**What the task asks:** Your answer should be a single number: the count of lines that hold the word "หลาย".
# Listing start
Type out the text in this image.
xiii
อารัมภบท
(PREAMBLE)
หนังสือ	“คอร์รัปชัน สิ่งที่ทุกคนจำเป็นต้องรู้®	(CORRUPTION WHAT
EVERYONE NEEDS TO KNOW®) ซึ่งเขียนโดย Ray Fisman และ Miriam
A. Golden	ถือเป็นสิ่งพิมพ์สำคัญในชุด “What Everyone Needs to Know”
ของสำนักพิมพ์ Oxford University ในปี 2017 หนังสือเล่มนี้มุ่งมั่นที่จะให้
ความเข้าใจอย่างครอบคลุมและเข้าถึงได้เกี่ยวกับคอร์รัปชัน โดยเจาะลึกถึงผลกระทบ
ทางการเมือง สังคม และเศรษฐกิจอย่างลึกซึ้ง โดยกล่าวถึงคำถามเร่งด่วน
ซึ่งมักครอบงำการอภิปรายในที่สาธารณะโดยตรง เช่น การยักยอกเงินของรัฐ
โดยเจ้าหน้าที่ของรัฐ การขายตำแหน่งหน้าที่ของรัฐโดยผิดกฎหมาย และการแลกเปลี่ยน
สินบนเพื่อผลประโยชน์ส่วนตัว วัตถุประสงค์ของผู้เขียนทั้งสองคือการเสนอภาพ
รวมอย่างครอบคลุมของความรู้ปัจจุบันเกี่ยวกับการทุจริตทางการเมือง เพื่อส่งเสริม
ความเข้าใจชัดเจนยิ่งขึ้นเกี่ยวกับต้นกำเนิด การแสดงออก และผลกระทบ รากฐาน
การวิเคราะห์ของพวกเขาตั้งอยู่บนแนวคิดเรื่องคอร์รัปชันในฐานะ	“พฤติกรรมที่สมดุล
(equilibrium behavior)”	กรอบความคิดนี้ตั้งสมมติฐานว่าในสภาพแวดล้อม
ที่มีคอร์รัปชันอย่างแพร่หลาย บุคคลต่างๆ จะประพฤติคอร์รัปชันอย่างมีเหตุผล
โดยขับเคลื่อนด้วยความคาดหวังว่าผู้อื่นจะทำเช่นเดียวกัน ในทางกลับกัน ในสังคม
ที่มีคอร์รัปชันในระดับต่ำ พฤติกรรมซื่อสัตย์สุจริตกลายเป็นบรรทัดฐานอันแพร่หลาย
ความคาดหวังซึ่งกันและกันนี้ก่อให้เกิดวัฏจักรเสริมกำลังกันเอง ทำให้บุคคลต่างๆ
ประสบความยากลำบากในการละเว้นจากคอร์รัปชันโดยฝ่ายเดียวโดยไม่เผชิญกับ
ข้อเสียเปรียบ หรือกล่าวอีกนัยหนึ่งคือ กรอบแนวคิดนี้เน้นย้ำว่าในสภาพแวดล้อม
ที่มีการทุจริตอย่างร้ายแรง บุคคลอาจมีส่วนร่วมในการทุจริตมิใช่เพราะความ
# Listing end
**The result:** 2